• _THE RECORDS_
## start

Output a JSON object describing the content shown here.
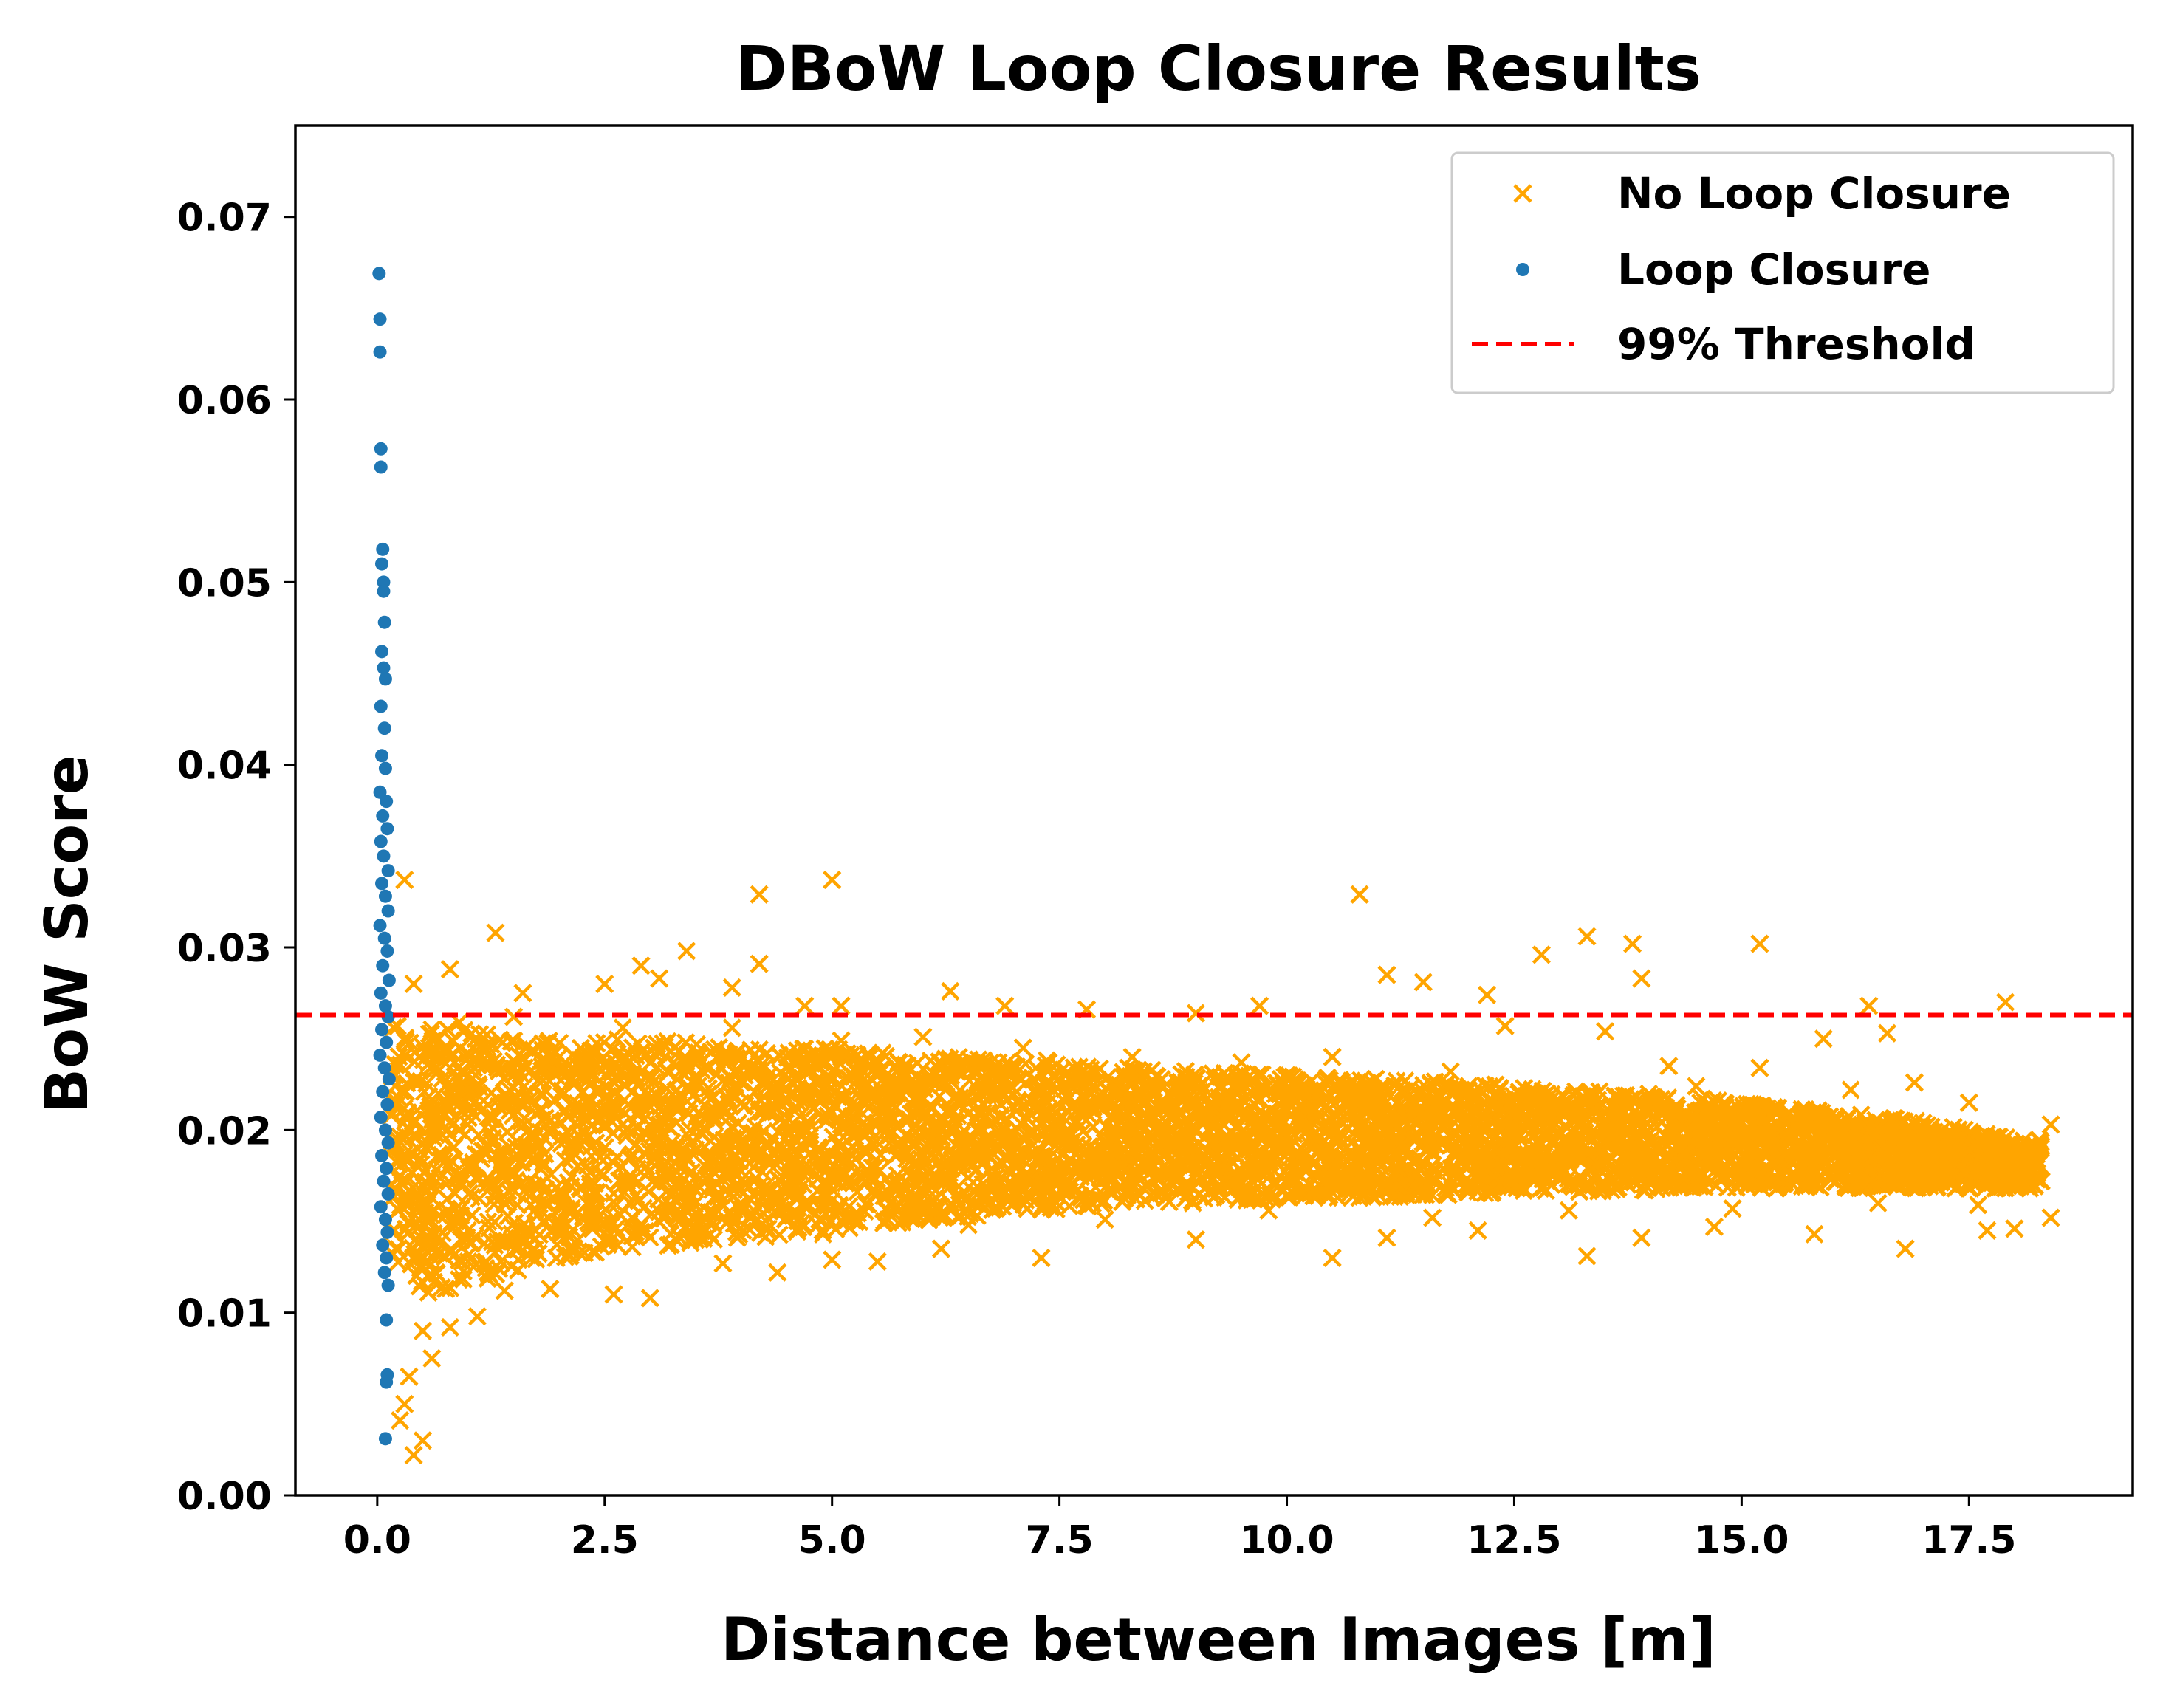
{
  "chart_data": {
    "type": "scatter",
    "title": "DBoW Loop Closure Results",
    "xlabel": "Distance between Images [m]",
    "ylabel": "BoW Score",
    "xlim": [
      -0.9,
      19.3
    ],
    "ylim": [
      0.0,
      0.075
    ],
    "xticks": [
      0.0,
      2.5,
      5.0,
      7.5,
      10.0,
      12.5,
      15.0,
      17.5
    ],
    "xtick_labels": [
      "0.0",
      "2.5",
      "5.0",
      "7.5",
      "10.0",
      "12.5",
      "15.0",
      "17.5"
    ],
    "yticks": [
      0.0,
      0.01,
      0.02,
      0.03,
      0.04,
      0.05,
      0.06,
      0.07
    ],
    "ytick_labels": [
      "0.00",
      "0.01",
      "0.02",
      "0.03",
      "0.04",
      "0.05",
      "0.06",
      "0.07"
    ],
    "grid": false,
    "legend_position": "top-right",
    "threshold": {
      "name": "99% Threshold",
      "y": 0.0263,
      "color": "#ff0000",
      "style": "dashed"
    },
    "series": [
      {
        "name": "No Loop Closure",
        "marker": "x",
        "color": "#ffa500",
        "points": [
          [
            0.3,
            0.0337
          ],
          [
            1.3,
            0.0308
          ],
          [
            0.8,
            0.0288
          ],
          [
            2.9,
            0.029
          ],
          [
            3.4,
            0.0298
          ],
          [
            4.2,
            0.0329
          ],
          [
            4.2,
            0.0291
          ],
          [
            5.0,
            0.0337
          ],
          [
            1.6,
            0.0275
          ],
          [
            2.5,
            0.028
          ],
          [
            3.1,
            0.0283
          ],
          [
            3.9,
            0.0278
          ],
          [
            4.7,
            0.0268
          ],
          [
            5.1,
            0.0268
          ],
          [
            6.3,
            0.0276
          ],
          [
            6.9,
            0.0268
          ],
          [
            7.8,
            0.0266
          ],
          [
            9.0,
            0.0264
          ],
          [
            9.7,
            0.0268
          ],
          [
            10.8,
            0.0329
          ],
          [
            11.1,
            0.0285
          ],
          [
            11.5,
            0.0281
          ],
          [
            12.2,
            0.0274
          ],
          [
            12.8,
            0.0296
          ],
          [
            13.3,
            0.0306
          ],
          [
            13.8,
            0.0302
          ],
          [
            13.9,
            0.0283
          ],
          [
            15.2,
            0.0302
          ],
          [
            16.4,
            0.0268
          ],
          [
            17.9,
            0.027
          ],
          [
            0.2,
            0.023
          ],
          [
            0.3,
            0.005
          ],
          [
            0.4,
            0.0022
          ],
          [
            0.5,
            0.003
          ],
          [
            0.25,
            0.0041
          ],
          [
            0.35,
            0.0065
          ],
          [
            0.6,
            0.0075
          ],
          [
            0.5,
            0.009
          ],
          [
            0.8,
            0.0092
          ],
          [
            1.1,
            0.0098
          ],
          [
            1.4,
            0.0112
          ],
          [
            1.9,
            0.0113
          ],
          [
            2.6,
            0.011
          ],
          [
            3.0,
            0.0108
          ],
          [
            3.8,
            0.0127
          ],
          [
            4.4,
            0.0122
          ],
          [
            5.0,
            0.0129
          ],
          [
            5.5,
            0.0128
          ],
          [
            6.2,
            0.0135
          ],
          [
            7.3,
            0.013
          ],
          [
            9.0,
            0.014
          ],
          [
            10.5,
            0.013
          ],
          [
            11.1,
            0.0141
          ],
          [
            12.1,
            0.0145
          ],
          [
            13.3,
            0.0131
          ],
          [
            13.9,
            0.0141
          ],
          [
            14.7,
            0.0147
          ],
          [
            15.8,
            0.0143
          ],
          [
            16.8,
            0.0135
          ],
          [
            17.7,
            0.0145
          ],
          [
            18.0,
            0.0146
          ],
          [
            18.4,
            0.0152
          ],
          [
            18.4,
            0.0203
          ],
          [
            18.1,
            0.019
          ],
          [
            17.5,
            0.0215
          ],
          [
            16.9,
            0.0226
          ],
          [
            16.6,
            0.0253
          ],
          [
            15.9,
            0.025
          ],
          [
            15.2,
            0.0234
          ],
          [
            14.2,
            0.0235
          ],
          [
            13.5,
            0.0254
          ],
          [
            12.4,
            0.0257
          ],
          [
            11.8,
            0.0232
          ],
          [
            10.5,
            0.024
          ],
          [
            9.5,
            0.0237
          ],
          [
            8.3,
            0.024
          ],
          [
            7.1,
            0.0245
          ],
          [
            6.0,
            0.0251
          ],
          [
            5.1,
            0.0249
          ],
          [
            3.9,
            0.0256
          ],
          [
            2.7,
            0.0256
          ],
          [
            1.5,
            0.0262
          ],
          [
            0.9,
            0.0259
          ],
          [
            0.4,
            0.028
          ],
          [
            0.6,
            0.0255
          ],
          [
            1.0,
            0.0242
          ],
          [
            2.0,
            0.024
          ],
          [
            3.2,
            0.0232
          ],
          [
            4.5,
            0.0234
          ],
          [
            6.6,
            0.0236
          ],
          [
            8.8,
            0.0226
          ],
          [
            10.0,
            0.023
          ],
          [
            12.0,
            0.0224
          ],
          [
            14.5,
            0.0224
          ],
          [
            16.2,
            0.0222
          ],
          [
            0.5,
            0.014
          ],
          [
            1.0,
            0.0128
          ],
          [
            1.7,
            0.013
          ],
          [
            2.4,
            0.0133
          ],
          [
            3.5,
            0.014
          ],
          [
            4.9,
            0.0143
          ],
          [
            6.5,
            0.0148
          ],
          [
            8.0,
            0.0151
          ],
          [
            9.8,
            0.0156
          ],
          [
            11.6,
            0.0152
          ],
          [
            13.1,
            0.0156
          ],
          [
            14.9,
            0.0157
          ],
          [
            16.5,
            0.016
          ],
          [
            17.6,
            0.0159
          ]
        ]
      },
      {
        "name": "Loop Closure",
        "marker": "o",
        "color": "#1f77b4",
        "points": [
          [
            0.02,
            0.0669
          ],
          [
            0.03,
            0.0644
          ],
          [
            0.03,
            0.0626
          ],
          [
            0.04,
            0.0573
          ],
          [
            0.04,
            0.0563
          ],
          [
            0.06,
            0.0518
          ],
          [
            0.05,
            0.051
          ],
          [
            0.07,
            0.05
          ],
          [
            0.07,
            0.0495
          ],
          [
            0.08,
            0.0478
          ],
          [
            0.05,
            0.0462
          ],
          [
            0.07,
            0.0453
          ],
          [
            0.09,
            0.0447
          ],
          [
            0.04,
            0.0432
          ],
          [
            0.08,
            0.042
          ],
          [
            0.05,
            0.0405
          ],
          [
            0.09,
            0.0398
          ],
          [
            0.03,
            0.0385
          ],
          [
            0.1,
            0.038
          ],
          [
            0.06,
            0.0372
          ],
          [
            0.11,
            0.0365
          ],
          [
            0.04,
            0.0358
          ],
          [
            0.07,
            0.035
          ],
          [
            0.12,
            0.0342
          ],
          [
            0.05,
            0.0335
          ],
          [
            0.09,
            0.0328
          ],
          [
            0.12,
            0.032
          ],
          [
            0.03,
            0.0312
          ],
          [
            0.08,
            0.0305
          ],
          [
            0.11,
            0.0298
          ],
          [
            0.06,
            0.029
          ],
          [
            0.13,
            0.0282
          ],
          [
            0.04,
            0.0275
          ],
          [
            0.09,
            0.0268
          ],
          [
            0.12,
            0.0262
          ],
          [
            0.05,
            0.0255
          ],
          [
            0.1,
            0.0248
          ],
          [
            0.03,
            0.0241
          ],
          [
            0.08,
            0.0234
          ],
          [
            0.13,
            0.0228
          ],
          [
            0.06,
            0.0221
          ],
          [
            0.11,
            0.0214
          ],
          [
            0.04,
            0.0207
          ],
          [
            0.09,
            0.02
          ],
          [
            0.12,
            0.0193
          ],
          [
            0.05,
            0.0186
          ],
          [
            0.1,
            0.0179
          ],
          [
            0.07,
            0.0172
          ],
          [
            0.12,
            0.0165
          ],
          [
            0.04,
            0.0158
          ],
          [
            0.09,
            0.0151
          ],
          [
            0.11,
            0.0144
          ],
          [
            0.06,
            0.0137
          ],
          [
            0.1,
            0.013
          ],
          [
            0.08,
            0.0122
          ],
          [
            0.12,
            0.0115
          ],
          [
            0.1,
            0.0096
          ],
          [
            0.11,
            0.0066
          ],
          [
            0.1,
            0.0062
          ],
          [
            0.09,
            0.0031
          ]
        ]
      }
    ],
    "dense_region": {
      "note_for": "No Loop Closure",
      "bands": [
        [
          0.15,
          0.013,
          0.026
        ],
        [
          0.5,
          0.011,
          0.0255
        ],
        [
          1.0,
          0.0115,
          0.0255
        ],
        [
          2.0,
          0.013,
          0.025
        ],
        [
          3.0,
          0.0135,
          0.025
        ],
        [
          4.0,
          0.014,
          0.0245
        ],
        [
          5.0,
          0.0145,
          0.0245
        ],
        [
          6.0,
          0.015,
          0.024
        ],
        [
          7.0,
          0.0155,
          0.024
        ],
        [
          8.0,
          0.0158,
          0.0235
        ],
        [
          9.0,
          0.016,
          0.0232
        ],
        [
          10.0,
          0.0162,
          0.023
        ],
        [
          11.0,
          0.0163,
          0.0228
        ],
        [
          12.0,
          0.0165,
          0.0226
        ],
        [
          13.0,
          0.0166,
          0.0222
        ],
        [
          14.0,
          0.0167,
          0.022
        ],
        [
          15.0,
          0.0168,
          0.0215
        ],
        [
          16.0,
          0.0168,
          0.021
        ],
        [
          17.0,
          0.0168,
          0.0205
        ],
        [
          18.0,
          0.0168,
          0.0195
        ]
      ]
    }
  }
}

## end
## start

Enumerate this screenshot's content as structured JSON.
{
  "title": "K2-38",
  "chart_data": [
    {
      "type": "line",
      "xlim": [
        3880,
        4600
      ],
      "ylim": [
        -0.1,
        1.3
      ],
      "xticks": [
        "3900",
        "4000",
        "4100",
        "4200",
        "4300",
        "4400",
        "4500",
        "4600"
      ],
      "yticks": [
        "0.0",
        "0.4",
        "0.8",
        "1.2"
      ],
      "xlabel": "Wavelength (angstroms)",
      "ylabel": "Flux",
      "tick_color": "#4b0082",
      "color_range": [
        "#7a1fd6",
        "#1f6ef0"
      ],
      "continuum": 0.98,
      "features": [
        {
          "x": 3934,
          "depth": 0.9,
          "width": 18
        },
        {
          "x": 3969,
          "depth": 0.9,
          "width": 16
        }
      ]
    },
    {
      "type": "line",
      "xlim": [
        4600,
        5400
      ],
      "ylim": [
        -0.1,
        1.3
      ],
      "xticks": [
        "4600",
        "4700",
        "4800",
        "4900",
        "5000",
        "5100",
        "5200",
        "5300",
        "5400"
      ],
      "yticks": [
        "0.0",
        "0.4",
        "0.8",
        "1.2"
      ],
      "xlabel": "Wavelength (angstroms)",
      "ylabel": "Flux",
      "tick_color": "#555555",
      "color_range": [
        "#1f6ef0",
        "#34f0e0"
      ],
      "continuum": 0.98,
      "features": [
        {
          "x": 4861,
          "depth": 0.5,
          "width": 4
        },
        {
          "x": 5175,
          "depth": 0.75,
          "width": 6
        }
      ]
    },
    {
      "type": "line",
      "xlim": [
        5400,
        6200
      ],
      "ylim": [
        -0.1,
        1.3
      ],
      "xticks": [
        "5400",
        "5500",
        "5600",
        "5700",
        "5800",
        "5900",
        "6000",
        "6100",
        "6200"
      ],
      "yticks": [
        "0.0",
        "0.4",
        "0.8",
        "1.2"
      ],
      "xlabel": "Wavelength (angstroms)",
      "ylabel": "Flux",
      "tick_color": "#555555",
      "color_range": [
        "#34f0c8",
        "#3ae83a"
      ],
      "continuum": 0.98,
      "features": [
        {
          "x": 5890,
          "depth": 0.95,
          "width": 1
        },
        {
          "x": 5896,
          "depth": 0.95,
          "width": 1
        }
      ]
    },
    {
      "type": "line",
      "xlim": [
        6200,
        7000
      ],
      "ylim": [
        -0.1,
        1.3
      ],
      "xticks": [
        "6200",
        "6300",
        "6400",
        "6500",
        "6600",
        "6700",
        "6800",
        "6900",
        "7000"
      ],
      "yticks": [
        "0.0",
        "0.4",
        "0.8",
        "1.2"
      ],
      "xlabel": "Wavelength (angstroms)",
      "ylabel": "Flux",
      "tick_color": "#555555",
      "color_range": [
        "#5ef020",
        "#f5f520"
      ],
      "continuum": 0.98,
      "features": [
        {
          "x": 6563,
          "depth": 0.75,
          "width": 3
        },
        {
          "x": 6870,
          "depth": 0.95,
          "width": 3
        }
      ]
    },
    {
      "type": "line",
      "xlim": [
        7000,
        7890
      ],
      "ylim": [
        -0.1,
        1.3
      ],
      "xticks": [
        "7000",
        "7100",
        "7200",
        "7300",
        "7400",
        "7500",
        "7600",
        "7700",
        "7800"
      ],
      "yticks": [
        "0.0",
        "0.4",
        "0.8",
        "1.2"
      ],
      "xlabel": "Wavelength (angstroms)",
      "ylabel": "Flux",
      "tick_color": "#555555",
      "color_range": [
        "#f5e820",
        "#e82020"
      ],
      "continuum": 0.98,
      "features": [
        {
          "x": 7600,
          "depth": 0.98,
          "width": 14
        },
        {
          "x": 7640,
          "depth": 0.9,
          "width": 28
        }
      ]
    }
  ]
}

## end

• _EXERCISE BRIEF_
Copy out every line that includes the word "name".

• _TASK RESULT_
      "name": "99% Threshold",
        "name": "No Loop Closure",
        "name": "Loop Closure",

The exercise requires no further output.